文書の抜粋:
★ ★ ★ ★ ★ ★ ★

数々の名作を手がけてきた巨匠、倉本聰が長年に渡り構想してきた渾身のドラマが映画化された『海の沈黙』。今回は本作であざみ役を演じ、これまでも倉本聰作品に出演してきた菅野恵さんにお話を伺いました。本作で映画初出演を飾った感想や倉本聰作品の魅力について直撃!
<PROFILE>
菅野恵(かんの けい):あざみ役
1994年8月19日生まれ。東京都出身。2015年に舞台芸術学院ステージアーティスト科を卒業。その後舞台を中心に俳優活動を始め、小劇場などに出演する。2017年、富良野GROUP「走る」(作、共同演出:倉本聰/演出:中村龍史)にオーディションで選ばれ出演する。
2019年4月〜2020年3月まで放送されたテレビ朝日のドラマ『やすらぎの刻〜道』の里子役でドラマデビュー。2023年、富良野GROUP公演“悲別.KANASHIBETSU2023”(作、監修:倉本聰/演出:久保隆徳)に出演するなど、倉本聰作品に多数出演している。本作、映画『海の沈黙』ではあざみ役好演し、スクリーンデビューを果たす。
美とは他人に左右されないもの
シャミ:
これまでも倉本聰さんの作品に出演されており、本作でスクリーンデビューとなりました。最初に役が決まった時の感想や意気込みを教えてください。
菅野恵さん:
最初にキャストの方達のお名前を聞いていたので、こんなチャンスをいただけるなんてと思いました。望んでこの立場になれるものではないので、私自身すごく嬉しかったです。倉本先生が私の名前を挙げてくださったので、その期待を裏切ってはいけないという想いと嬉しさとで身の引き締まる想いでした。
シャミ:
倉本先生から直接オファーをいただいたんですね。
菅野恵さん:
先生とは元々定期的に電話をしていて、映画を書いているという話も聞いていました。そしたら「こういう役なんだけど、まだ決まっていないからやる気はあるか?」と言われて、「やる気はあります!ぜひやらせてください」と答えました。初めての映画でこんな方達と名前を並べられるということで、もちろんプレッシャーもありましたが、不安要素を数え出したらきりがないのであまり考えないようにして、先生がやるかと言ってくれた言葉を信じてやろうと自分に言い聞かせました。
シャミ:
最初に台本を読んだ時に、あざみというキャラクターや物語についてどんな印象を持ちましたか?
菅野恵さん:
最初に本を読んだ時はすごく難しいし、考えなきゃいけないことがいっぱいあるなという印象で、どこから手をつけたらいいんだろうと思いました。でも実際に撮影に入り小樽へ行き、目の前に景色が広がった上で物語が重なると、こういう風に立体的に見えるんだと実感が湧きました。

★ ★ ★ ★ ★ ★ ★

表示情報:

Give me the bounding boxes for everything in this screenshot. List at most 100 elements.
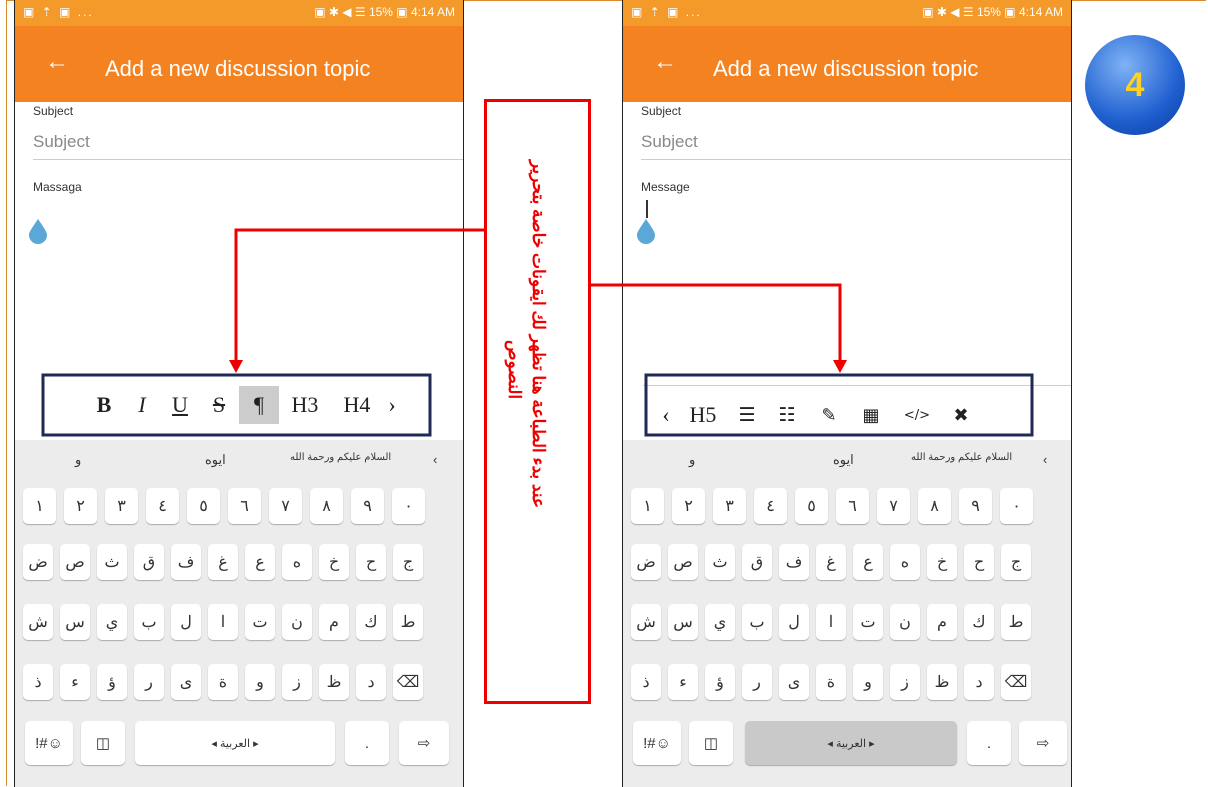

★ ★ ★ ★ ★ ★ ★

依頼事項:
**A.** 『海の沈黙』のインタビューで、菅野恵さんが初めての映画で抱えたプレッシャーについてあまり考えないようにしたのはなぜですか。本文に沿って1〜3文で説明してください。
**B.** 『海の沈黙』のインタビューを、最後の発言の後から続けてください。

回答一覧:
**A.** 不安要素を数え出したらきりがないからです。そのため、倉本先生が「やるか」と声をかけてくれた言葉を信じてやろうと、自分に言い聞かせました。

**B.**
シャミ:
あざみを演じる上で、監督や倉本先生とお話をされたことは何かありますか?
菅野恵さん:
先生からはあざみの履歴書をいただいて、「伸び伸びやりなさいよ」とか、「本木さん、中井さんが助けてくれるだろうから」と言われましたが、あまり具体的にこれをしなさい、あれをしなさいということは言われませんでした。監督からは「堂々とやりなさい」と言われたので、すごくシンプルなことですけど、そういったところから物怖じしないようにと思いました。
シャミ:
最初は難しそうだと感じたあざみを、ご自身の中でどのように理解してキャラクター作りをしていったのでしょうか?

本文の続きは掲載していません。